(Records from a collection of figures)
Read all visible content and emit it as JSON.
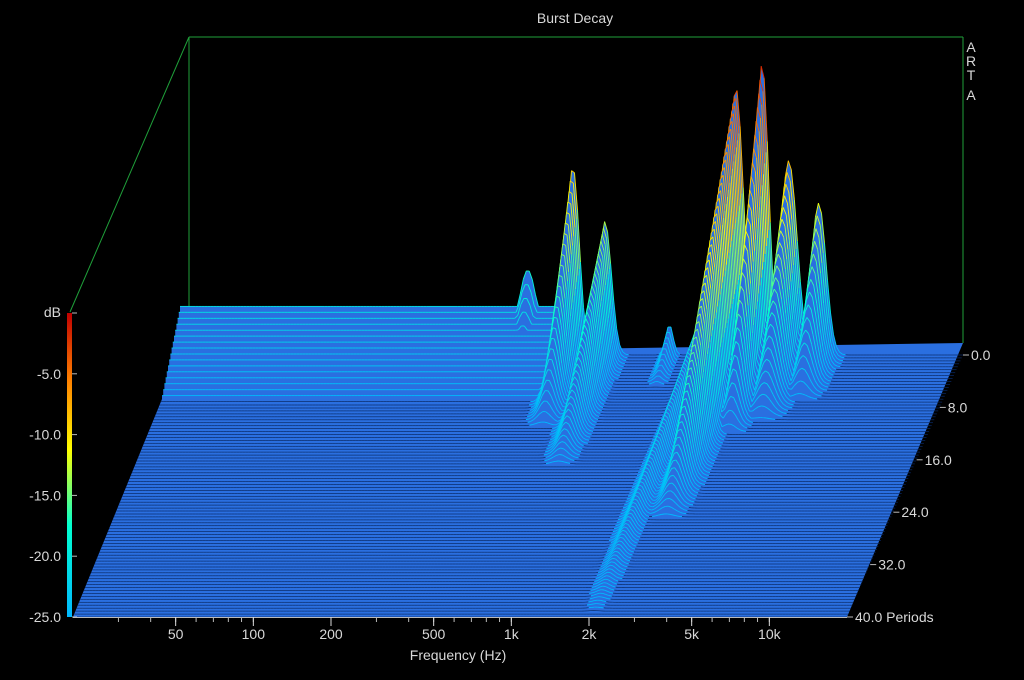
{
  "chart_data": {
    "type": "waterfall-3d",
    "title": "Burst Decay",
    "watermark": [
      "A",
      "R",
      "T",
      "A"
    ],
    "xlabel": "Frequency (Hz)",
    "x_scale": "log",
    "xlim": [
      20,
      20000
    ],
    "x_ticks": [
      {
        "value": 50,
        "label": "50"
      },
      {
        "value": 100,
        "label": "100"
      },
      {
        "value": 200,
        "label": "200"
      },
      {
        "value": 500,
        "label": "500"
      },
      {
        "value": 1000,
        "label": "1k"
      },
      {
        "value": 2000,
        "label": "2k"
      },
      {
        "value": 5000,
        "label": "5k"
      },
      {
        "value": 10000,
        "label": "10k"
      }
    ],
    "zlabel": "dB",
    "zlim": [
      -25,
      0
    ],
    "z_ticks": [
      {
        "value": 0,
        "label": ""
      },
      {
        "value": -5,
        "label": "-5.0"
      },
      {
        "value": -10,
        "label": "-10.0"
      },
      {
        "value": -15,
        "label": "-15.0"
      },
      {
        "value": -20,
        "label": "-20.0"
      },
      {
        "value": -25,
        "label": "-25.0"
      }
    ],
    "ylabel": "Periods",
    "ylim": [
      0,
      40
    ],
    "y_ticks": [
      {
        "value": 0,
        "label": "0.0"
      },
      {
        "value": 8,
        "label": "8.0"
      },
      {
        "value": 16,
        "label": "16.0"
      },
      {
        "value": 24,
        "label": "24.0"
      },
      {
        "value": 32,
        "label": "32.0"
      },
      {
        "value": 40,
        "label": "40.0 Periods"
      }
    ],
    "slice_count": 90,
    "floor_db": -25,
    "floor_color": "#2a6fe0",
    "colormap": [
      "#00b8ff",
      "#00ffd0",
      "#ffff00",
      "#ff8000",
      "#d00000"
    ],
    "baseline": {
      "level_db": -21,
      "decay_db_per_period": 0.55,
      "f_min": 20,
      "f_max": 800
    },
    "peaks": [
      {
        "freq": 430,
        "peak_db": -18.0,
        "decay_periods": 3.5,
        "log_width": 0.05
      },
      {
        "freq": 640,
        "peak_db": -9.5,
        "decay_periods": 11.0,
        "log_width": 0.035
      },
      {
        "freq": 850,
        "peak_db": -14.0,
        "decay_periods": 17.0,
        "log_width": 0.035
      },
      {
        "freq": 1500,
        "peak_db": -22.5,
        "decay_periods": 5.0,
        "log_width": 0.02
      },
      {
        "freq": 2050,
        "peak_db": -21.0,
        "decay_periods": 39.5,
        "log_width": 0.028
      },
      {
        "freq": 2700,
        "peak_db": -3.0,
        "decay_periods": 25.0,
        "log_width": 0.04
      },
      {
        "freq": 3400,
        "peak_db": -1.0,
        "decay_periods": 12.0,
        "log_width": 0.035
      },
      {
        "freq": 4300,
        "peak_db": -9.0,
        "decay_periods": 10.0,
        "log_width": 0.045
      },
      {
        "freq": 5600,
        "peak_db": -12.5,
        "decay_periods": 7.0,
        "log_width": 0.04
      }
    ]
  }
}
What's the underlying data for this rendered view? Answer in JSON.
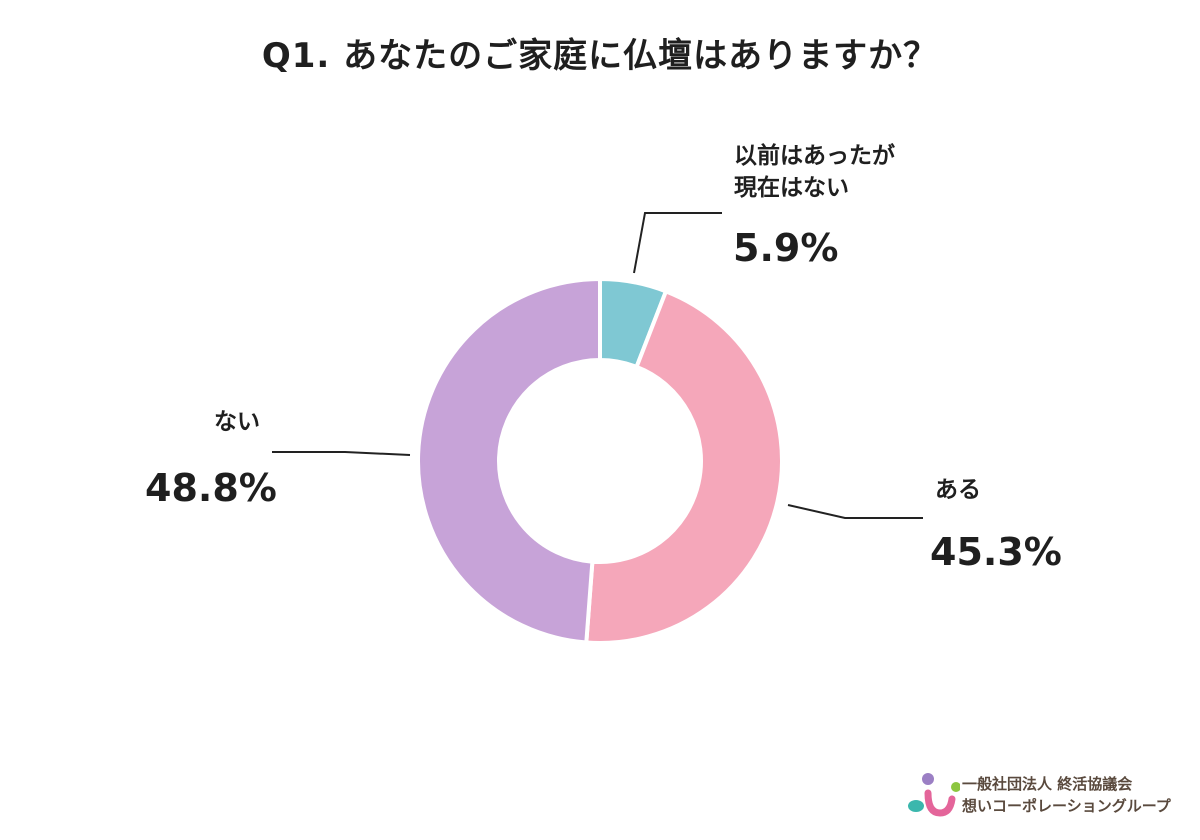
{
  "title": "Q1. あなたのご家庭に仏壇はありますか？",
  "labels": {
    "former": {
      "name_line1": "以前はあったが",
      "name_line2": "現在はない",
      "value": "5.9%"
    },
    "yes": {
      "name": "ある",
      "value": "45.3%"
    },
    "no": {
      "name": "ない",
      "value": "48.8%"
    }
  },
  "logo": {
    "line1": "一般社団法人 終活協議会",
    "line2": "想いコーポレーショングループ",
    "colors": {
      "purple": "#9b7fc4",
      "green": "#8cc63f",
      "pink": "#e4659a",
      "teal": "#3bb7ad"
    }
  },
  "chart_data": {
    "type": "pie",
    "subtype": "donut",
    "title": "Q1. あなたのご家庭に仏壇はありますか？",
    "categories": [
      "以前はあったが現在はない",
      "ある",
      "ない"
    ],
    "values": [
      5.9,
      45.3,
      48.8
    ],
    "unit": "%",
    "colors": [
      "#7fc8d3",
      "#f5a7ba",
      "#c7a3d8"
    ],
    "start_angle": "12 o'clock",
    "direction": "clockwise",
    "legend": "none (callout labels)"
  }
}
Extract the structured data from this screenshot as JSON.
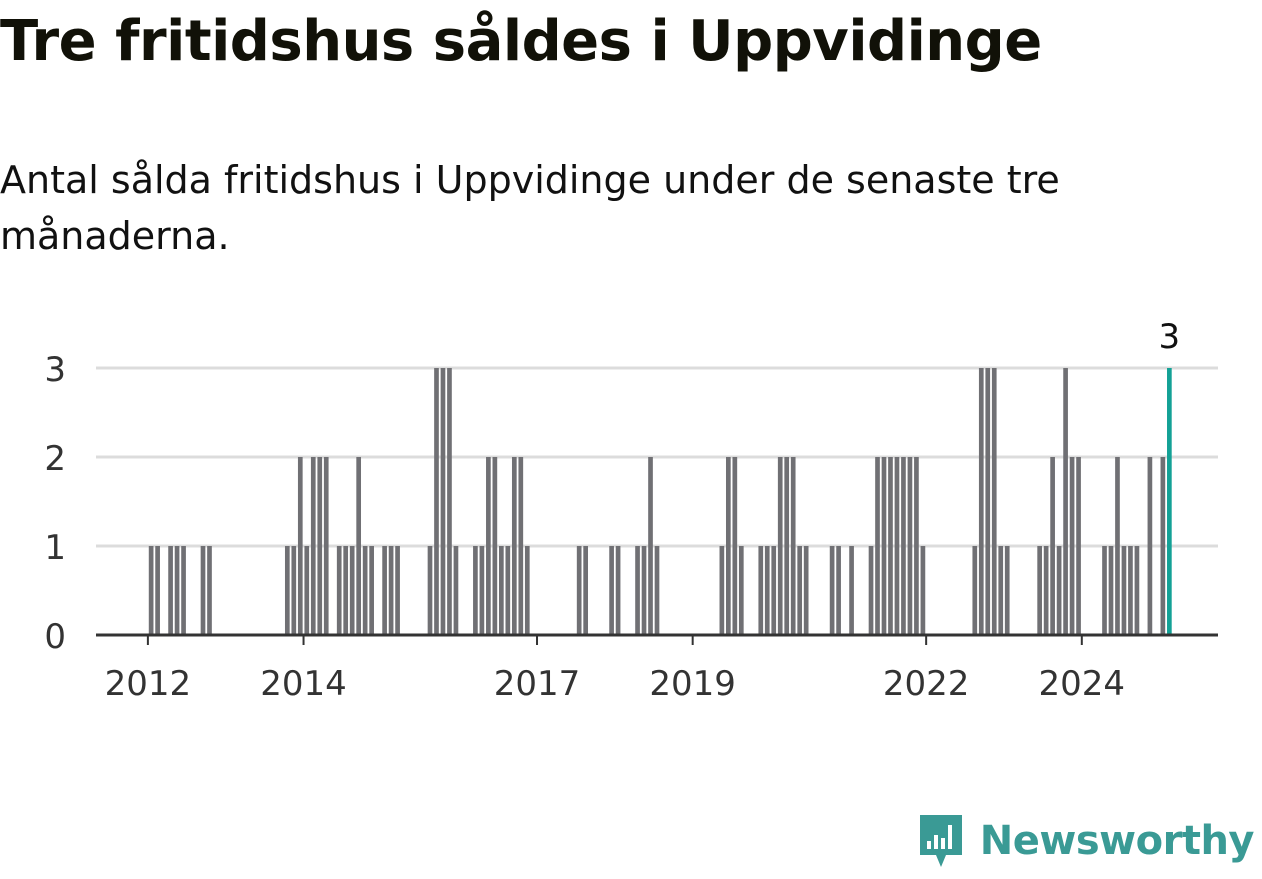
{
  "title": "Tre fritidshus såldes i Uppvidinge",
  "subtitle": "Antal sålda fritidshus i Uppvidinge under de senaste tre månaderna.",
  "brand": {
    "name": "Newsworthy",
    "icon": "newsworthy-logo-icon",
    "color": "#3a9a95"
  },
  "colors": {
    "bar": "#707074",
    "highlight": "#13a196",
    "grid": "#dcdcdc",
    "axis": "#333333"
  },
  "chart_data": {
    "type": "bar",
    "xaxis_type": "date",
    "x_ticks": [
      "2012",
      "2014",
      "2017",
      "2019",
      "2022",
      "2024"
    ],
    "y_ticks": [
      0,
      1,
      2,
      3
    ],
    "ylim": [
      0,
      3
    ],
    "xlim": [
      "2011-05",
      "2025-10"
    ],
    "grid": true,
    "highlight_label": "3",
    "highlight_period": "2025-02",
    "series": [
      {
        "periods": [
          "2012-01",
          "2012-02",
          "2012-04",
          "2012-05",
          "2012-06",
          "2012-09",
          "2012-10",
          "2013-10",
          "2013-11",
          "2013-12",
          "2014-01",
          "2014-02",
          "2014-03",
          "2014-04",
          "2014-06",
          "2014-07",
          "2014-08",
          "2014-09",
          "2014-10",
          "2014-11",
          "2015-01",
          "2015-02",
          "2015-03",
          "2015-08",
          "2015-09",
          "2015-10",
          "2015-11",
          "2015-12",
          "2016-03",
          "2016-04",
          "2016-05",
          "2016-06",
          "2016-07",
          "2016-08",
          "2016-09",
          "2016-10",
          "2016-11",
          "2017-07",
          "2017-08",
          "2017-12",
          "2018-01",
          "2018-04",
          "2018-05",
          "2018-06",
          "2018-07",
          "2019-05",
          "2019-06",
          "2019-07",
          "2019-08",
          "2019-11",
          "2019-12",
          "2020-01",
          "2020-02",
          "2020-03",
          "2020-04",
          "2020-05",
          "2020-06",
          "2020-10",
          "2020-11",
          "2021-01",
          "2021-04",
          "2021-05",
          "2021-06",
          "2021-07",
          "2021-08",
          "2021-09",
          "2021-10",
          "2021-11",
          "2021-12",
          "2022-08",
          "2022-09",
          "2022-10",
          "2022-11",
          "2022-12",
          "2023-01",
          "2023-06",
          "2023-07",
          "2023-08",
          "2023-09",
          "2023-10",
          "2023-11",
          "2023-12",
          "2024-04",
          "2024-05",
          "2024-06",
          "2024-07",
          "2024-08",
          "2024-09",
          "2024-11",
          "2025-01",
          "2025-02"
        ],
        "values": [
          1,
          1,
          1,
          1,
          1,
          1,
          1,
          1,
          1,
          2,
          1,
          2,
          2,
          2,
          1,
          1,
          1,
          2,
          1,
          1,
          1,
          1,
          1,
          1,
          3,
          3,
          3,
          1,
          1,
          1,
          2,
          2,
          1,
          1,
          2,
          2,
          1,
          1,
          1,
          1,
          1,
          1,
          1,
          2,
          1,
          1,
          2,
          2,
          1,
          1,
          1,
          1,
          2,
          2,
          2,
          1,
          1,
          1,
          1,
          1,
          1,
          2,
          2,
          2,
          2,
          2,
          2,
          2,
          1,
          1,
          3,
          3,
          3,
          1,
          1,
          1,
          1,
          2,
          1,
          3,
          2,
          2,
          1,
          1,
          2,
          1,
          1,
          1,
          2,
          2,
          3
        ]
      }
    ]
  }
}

| EXERCISE BRIEF |
Without the pictures, return all the records precisely as they stand.

| FINAL RESULT |
Read all visible content and emit it as JSON.
{
  "chart_data": {
    "type": "waterfall-3d",
    "title": "Burst Decay",
    "watermark": [
      "A",
      "R",
      "T",
      "A"
    ],
    "xlabel": "Frequency (Hz)",
    "x_scale": "log",
    "xlim": [
      20,
      20000
    ],
    "x_ticks": [
      {
        "value": 50,
        "label": "50"
      },
      {
        "value": 100,
        "label": "100"
      },
      {
        "value": 200,
        "label": "200"
      },
      {
        "value": 500,
        "label": "500"
      },
      {
        "value": 1000,
        "label": "1k"
      },
      {
        "value": 2000,
        "label": "2k"
      },
      {
        "value": 5000,
        "label": "5k"
      },
      {
        "value": 10000,
        "label": "10k"
      }
    ],
    "zlabel": "dB",
    "zlim": [
      -25,
      0
    ],
    "z_ticks": [
      {
        "value": 0,
        "label": ""
      },
      {
        "value": -5,
        "label": "-5.0"
      },
      {
        "value": -10,
        "label": "-10.0"
      },
      {
        "value": -15,
        "label": "-15.0"
      },
      {
        "value": -20,
        "label": "-20.0"
      },
      {
        "value": -25,
        "label": "-25.0"
      }
    ],
    "ylabel": "Periods",
    "ylim": [
      0,
      40
    ],
    "y_ticks": [
      {
        "value": 0,
        "label": "0.0"
      },
      {
        "value": 8,
        "label": "8.0"
      },
      {
        "value": 16,
        "label": "16.0"
      },
      {
        "value": 24,
        "label": "24.0"
      },
      {
        "value": 32,
        "label": "32.0"
      },
      {
        "value": 40,
        "label": "40.0 Periods"
      }
    ],
    "slice_count": 90,
    "floor_db": -25,
    "floor_color": "#2a6fe0",
    "colormap": [
      "#00b8ff",
      "#00ffd0",
      "#ffff00",
      "#ff8000",
      "#d00000"
    ],
    "baseline": {
      "level_db": -21,
      "decay_db_per_period": 0.55,
      "f_min": 20,
      "f_max": 800
    },
    "peaks": [
      {
        "freq": 430,
        "peak_db": -18.0,
        "decay_periods": 3.5,
        "log_width": 0.05
      },
      {
        "freq": 640,
        "peak_db": -9.5,
        "decay_periods": 11.0,
        "log_width": 0.035
      },
      {
        "freq": 850,
        "peak_db": -14.0,
        "decay_periods": 17.0,
        "log_width": 0.035
      },
      {
        "freq": 1500,
        "peak_db": -22.5,
        "decay_periods": 5.0,
        "log_width": 0.02
      },
      {
        "freq": 2050,
        "peak_db": -21.0,
        "decay_periods": 39.5,
        "log_width": 0.028
      },
      {
        "freq": 2700,
        "peak_db": -3.0,
        "decay_periods": 25.0,
        "log_width": 0.04
      },
      {
        "freq": 3400,
        "peak_db": -1.0,
        "decay_periods": 12.0,
        "log_width": 0.035
      },
      {
        "freq": 4300,
        "peak_db": -9.0,
        "decay_periods": 10.0,
        "log_width": 0.045
      },
      {
        "freq": 5600,
        "peak_db": -12.5,
        "decay_periods": 7.0,
        "log_width": 0.04
      }
    ]
  }
}
What's the underlying data for this rendered view? Answer in JSON.
{
  "title": "Q1. あなたのご家庭に仏壇はありますか？",
  "labels": {
    "former": {
      "name_line1": "以前はあったが",
      "name_line2": "現在はない",
      "value": "5.9%"
    },
    "yes": {
      "name": "ある",
      "value": "45.3%"
    },
    "no": {
      "name": "ない",
      "value": "48.8%"
    }
  },
  "logo": {
    "line1": "一般社団法人 終活協議会",
    "line2": "想いコーポレーショングループ",
    "colors": {
      "purple": "#9b7fc4",
      "green": "#8cc63f",
      "pink": "#e4659a",
      "teal": "#3bb7ad"
    }
  },
  "chart_data": {
    "type": "pie",
    "subtype": "donut",
    "title": "Q1. あなたのご家庭に仏壇はありますか？",
    "categories": [
      "以前はあったが現在はない",
      "ある",
      "ない"
    ],
    "values": [
      5.9,
      45.3,
      48.8
    ],
    "unit": "%",
    "colors": [
      "#7fc8d3",
      "#f5a7ba",
      "#c7a3d8"
    ],
    "start_angle": "12 o'clock",
    "direction": "clockwise",
    "legend": "none (callout labels)"
  }
}
Extract the structured data from this screenshot as JSON.
{
  "title": "Tre fritidshus såldes i Uppvidinge",
  "subtitle": "Antal sålda fritidshus i Uppvidinge under de senaste tre månaderna.",
  "brand": {
    "name": "Newsworthy",
    "icon": "newsworthy-logo-icon",
    "color": "#3a9a95"
  },
  "colors": {
    "bar": "#707074",
    "highlight": "#13a196",
    "grid": "#dcdcdc",
    "axis": "#333333"
  },
  "chart_data": {
    "type": "bar",
    "xaxis_type": "date",
    "x_ticks": [
      "2012",
      "2014",
      "2017",
      "2019",
      "2022",
      "2024"
    ],
    "y_ticks": [
      0,
      1,
      2,
      3
    ],
    "ylim": [
      0,
      3
    ],
    "xlim": [
      "2011-05",
      "2025-10"
    ],
    "grid": true,
    "highlight_label": "3",
    "highlight_period": "2025-02",
    "series": [
      {
        "periods": [
          "2012-01",
          "2012-02",
          "2012-04",
          "2012-05",
          "2012-06",
          "2012-09",
          "2012-10",
          "2013-10",
          "2013-11",
          "2013-12",
          "2014-01",
          "2014-02",
          "2014-03",
          "2014-04",
          "2014-06",
          "2014-07",
          "2014-08",
          "2014-09",
          "2014-10",
          "2014-11",
          "2015-01",
          "2015-02",
          "2015-03",
          "2015-08",
          "2015-09",
          "2015-10",
          "2015-11",
          "2015-12",
          "2016-03",
          "2016-04",
          "2016-05",
          "2016-06",
          "2016-07",
          "2016-08",
          "2016-09",
          "2016-10",
          "2016-11",
          "2017-07",
          "2017-08",
          "2017-12",
          "2018-01",
          "2018-04",
          "2018-05",
          "2018-06",
          "2018-07",
          "2019-05",
          "2019-06",
          "2019-07",
          "2019-08",
          "2019-11",
          "2019-12",
          "2020-01",
          "2020-02",
          "2020-03",
          "2020-04",
          "2020-05",
          "2020-06",
          "2020-10",
          "2020-11",
          "2021-01",
          "2021-04",
          "2021-05",
          "2021-06",
          "2021-07",
          "2021-08",
          "2021-09",
          "2021-10",
          "2021-11",
          "2021-12",
          "2022-08",
          "2022-09",
          "2022-10",
          "2022-11",
          "2022-12",
          "2023-01",
          "2023-06",
          "2023-07",
          "2023-08",
          "2023-09",
          "2023-10",
          "2023-11",
          "2023-12",
          "2024-04",
          "2024-05",
          "2024-06",
          "2024-07",
          "2024-08",
          "2024-09",
          "2024-11",
          "2025-01",
          "2025-02"
        ],
        "values": [
          1,
          1,
          1,
          1,
          1,
          1,
          1,
          1,
          1,
          2,
          1,
          2,
          2,
          2,
          1,
          1,
          1,
          2,
          1,
          1,
          1,
          1,
          1,
          1,
          3,
          3,
          3,
          1,
          1,
          1,
          2,
          2,
          1,
          1,
          2,
          2,
          1,
          1,
          1,
          1,
          1,
          1,
          1,
          2,
          1,
          1,
          2,
          2,
          1,
          1,
          1,
          1,
          2,
          2,
          2,
          1,
          1,
          1,
          1,
          1,
          1,
          2,
          2,
          2,
          2,
          2,
          2,
          2,
          1,
          1,
          3,
          3,
          3,
          1,
          1,
          1,
          1,
          2,
          1,
          3,
          2,
          2,
          1,
          1,
          2,
          1,
          1,
          1,
          2,
          2,
          3
        ]
      }
    ]
  }
}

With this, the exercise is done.